Transcribe the listing verbatim. Do not carry over any pictures.

Dataset records:
☆ ☆ ☆
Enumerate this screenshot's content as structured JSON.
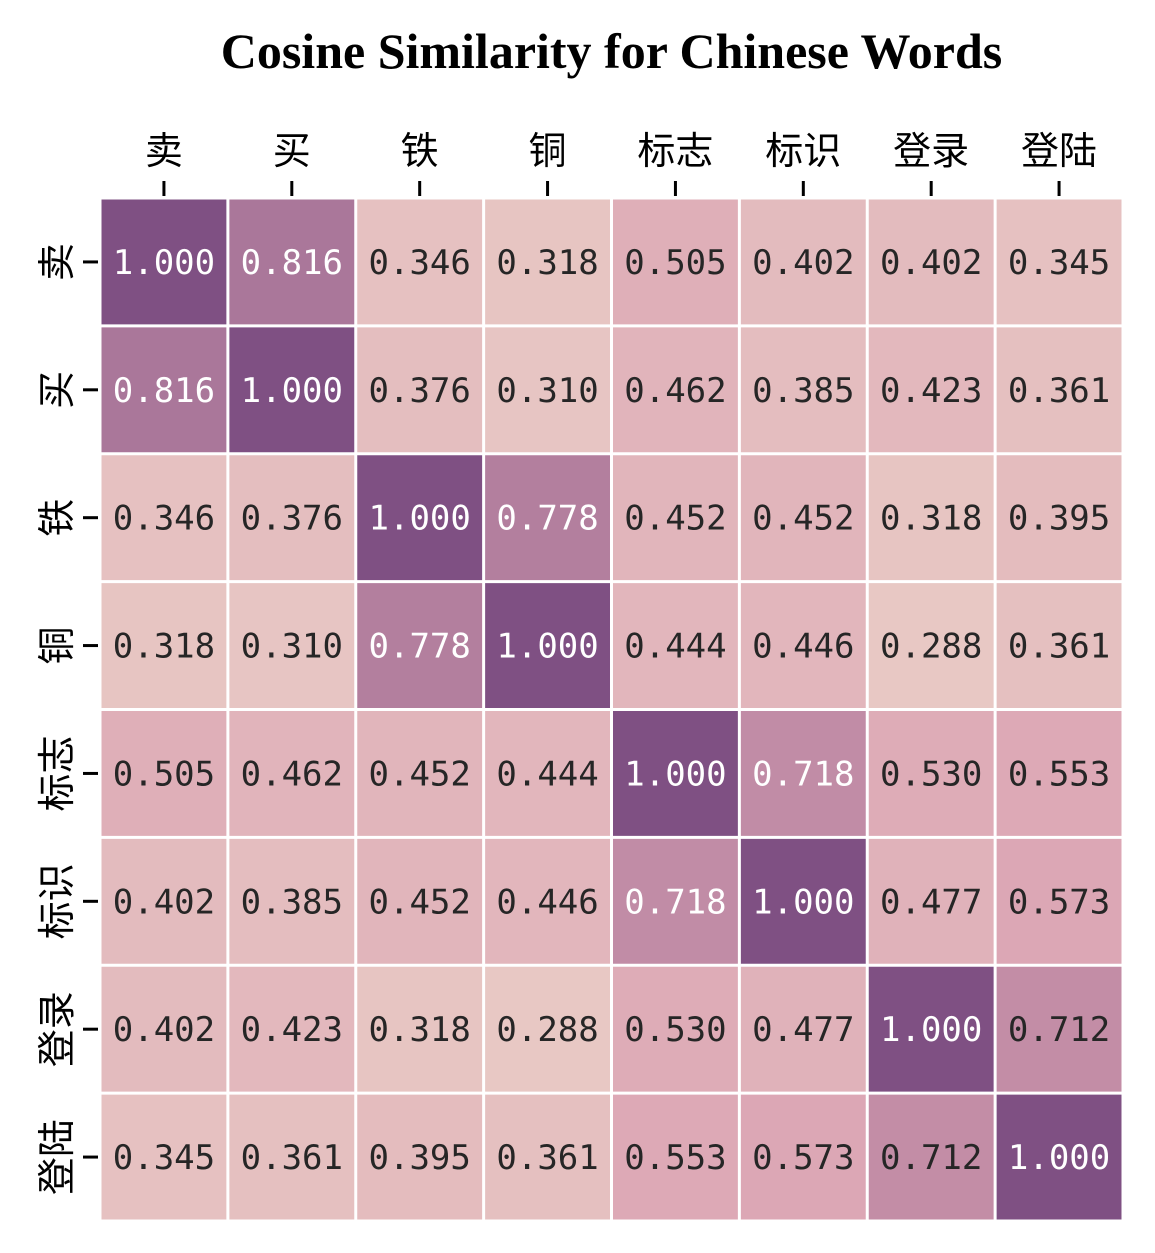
{
  "chart_data": {
    "type": "heatmap",
    "title": "Cosine Similarity for Chinese Words",
    "x_labels": [
      "卖",
      "买",
      "铁",
      "铜",
      "标志",
      "标识",
      "登录",
      "登陆"
    ],
    "y_labels": [
      "卖",
      "买",
      "铁",
      "铜",
      "标志",
      "标识",
      "登录",
      "登陆"
    ],
    "values": [
      [
        1.0,
        0.816,
        0.346,
        0.318,
        0.505,
        0.402,
        0.402,
        0.345
      ],
      [
        0.816,
        1.0,
        0.376,
        0.31,
        0.462,
        0.385,
        0.423,
        0.361
      ],
      [
        0.346,
        0.376,
        1.0,
        0.778,
        0.452,
        0.452,
        0.318,
        0.395
      ],
      [
        0.318,
        0.31,
        0.778,
        1.0,
        0.444,
        0.446,
        0.288,
        0.361
      ],
      [
        0.505,
        0.462,
        0.452,
        0.444,
        1.0,
        0.718,
        0.53,
        0.553
      ],
      [
        0.402,
        0.385,
        0.452,
        0.446,
        0.718,
        1.0,
        0.477,
        0.573
      ],
      [
        0.402,
        0.423,
        0.318,
        0.288,
        0.53,
        0.477,
        1.0,
        0.712
      ],
      [
        0.345,
        0.361,
        0.395,
        0.361,
        0.553,
        0.573,
        0.712,
        1.0
      ]
    ],
    "value_format": "0.000",
    "colormap": {
      "low_color": "#e8c8c4",
      "mid_color": "#dba3b3",
      "high_color": "#7f5083",
      "vmin": 0.288,
      "vmax": 1.0
    },
    "x_tick_position": "top",
    "y_tick_position": "left",
    "colorbar": false,
    "grid": false,
    "cell_separator_color": "#ffffff"
  }
}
☆ ☆ ☆
## Output below:
Enumerate this screenshot's content as structured JSON.
{
  "chart_data": {
    "type": "heatmap",
    "title": "Cosine Similarity for Chinese Words",
    "x_labels": [
      "卖",
      "买",
      "铁",
      "铜",
      "标志",
      "标识",
      "登录",
      "登陆"
    ],
    "y_labels": [
      "卖",
      "买",
      "铁",
      "铜",
      "标志",
      "标识",
      "登录",
      "登陆"
    ],
    "values": [
      [
        1.0,
        0.816,
        0.346,
        0.318,
        0.505,
        0.402,
        0.402,
        0.345
      ],
      [
        0.816,
        1.0,
        0.376,
        0.31,
        0.462,
        0.385,
        0.423,
        0.361
      ],
      [
        0.346,
        0.376,
        1.0,
        0.778,
        0.452,
        0.452,
        0.318,
        0.395
      ],
      [
        0.318,
        0.31,
        0.778,
        1.0,
        0.444,
        0.446,
        0.288,
        0.361
      ],
      [
        0.505,
        0.462,
        0.452,
        0.444,
        1.0,
        0.718,
        0.53,
        0.553
      ],
      [
        0.402,
        0.385,
        0.452,
        0.446,
        0.718,
        1.0,
        0.477,
        0.573
      ],
      [
        0.402,
        0.423,
        0.318,
        0.288,
        0.53,
        0.477,
        1.0,
        0.712
      ],
      [
        0.345,
        0.361,
        0.395,
        0.361,
        0.553,
        0.573,
        0.712,
        1.0
      ]
    ],
    "value_format": "0.000",
    "colormap": {
      "low_color": "#e8c8c4",
      "mid_color": "#dba3b3",
      "high_color": "#7f5083",
      "vmin": 0.288,
      "vmax": 1.0
    },
    "x_tick_position": "top",
    "y_tick_position": "left",
    "colorbar": false,
    "grid": false,
    "cell_separator_color": "#ffffff"
  }
}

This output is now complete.